- _Written instruction_
Repeat all the records exactly, omitting pictures.

- _Provided data_

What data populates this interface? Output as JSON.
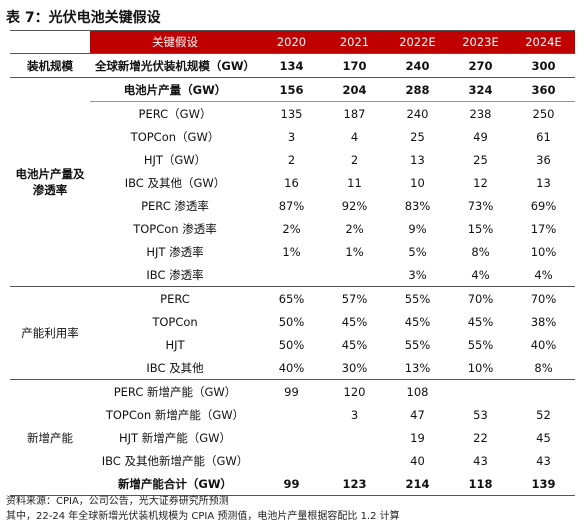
{
  "title": "表 7：光伏电池关键假设",
  "table": {
    "header": [
      "关键假设",
      "2020",
      "2021",
      "2022E",
      "2023E",
      "2024E"
    ],
    "groups": [
      {
        "label": "装机规模",
        "rows": [
          [
            "全球新增光伏装机规模（GW）",
            "134",
            "170",
            "240",
            "270",
            "300"
          ]
        ]
      },
      {
        "label": "电池片产量及渗透率",
        "rows": [
          [
            "电池片产量（GW）",
            "156",
            "204",
            "288",
            "324",
            "360"
          ],
          [
            "PERC（GW）",
            "135",
            "187",
            "240",
            "238",
            "250"
          ],
          [
            "TOPCon（GW）",
            "3",
            "4",
            "25",
            "49",
            "61"
          ],
          [
            "HJT（GW）",
            "2",
            "2",
            "13",
            "25",
            "36"
          ],
          [
            "IBC 及其他（GW）",
            "16",
            "11",
            "10",
            "12",
            "13"
          ],
          [
            "PERC 渗透率",
            "87%",
            "92%",
            "83%",
            "73%",
            "69%"
          ],
          [
            "TOPCon 渗透率",
            "2%",
            "2%",
            "9%",
            "15%",
            "17%"
          ],
          [
            "HJT 渗透率",
            "1%",
            "1%",
            "5%",
            "8%",
            "10%"
          ],
          [
            "IBC 渗透率",
            null,
            null,
            "3%",
            "4%",
            "4%"
          ]
        ]
      },
      {
        "label": "产能利用率",
        "rows": [
          [
            "PERC",
            "65%",
            "57%",
            "55%",
            "70%",
            "70%"
          ],
          [
            "TOPCon",
            "50%",
            "45%",
            "45%",
            "45%",
            "38%"
          ],
          [
            "HJT",
            "50%",
            "45%",
            "55%",
            "55%",
            "40%"
          ],
          [
            "IBC 及其他",
            "40%",
            "30%",
            "13%",
            "10%",
            "8%"
          ]
        ]
      },
      {
        "label": "新增产能",
        "rows": [
          [
            "PERC 新增产能（GW）",
            "99",
            "120",
            "108",
            null,
            null
          ],
          [
            "TOPCon 新增产能（GW）",
            null,
            "3",
            "47",
            "53",
            "52"
          ],
          [
            "HJT 新增产能（GW）",
            null,
            null,
            "19",
            "22",
            "45"
          ],
          [
            "IBC 及其他新增产能（GW）",
            null,
            null,
            "40",
            "43",
            "43"
          ],
          [
            "新增产能合计（GW）",
            "99",
            "123",
            "214",
            "118",
            "139"
          ]
        ]
      }
    ]
  },
  "notes": [
    "资料来源：CPIA，公司公告，光大证券研究所预测",
    "其中，22-24 年全球新增光伏装机规模为 CPIA 预测值，电池片产量根据容配比 1.2 计算"
  ]
}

- _Task solution_
What data populates this interface? Output as JSON.
{
  "title": "表 7：光伏电池关键假设",
  "table": {
    "header": [
      "关键假设",
      "2020",
      "2021",
      "2022E",
      "2023E",
      "2024E"
    ],
    "groups": [
      {
        "label": "装机规模",
        "rows": [
          [
            "全球新增光伏装机规模（GW）",
            "134",
            "170",
            "240",
            "270",
            "300"
          ]
        ]
      },
      {
        "label": "电池片产量及渗透率",
        "rows": [
          [
            "电池片产量（GW）",
            "156",
            "204",
            "288",
            "324",
            "360"
          ],
          [
            "PERC（GW）",
            "135",
            "187",
            "240",
            "238",
            "250"
          ],
          [
            "TOPCon（GW）",
            "3",
            "4",
            "25",
            "49",
            "61"
          ],
          [
            "HJT（GW）",
            "2",
            "2",
            "13",
            "25",
            "36"
          ],
          [
            "IBC 及其他（GW）",
            "16",
            "11",
            "10",
            "12",
            "13"
          ],
          [
            "PERC 渗透率",
            "87%",
            "92%",
            "83%",
            "73%",
            "69%"
          ],
          [
            "TOPCon 渗透率",
            "2%",
            "2%",
            "9%",
            "15%",
            "17%"
          ],
          [
            "HJT 渗透率",
            "1%",
            "1%",
            "5%",
            "8%",
            "10%"
          ],
          [
            "IBC 渗透率",
            null,
            null,
            "3%",
            "4%",
            "4%"
          ]
        ]
      },
      {
        "label": "产能利用率",
        "rows": [
          [
            "PERC",
            "65%",
            "57%",
            "55%",
            "70%",
            "70%"
          ],
          [
            "TOPCon",
            "50%",
            "45%",
            "45%",
            "45%",
            "38%"
          ],
          [
            "HJT",
            "50%",
            "45%",
            "55%",
            "55%",
            "40%"
          ],
          [
            "IBC 及其他",
            "40%",
            "30%",
            "13%",
            "10%",
            "8%"
          ]
        ]
      },
      {
        "label": "新增产能",
        "rows": [
          [
            "PERC 新增产能（GW）",
            "99",
            "120",
            "108",
            null,
            null
          ],
          [
            "TOPCon 新增产能（GW）",
            null,
            "3",
            "47",
            "53",
            "52"
          ],
          [
            "HJT 新增产能（GW）",
            null,
            null,
            "19",
            "22",
            "45"
          ],
          [
            "IBC 及其他新增产能（GW）",
            null,
            null,
            "40",
            "43",
            "43"
          ],
          [
            "新增产能合计（GW）",
            "99",
            "123",
            "214",
            "118",
            "139"
          ]
        ]
      }
    ]
  },
  "notes": [
    "资料来源：CPIA，公司公告，光大证券研究所预测",
    "其中，22-24 年全球新增光伏装机规模为 CPIA 预测值，电池片产量根据容配比 1.2 计算"
  ]
}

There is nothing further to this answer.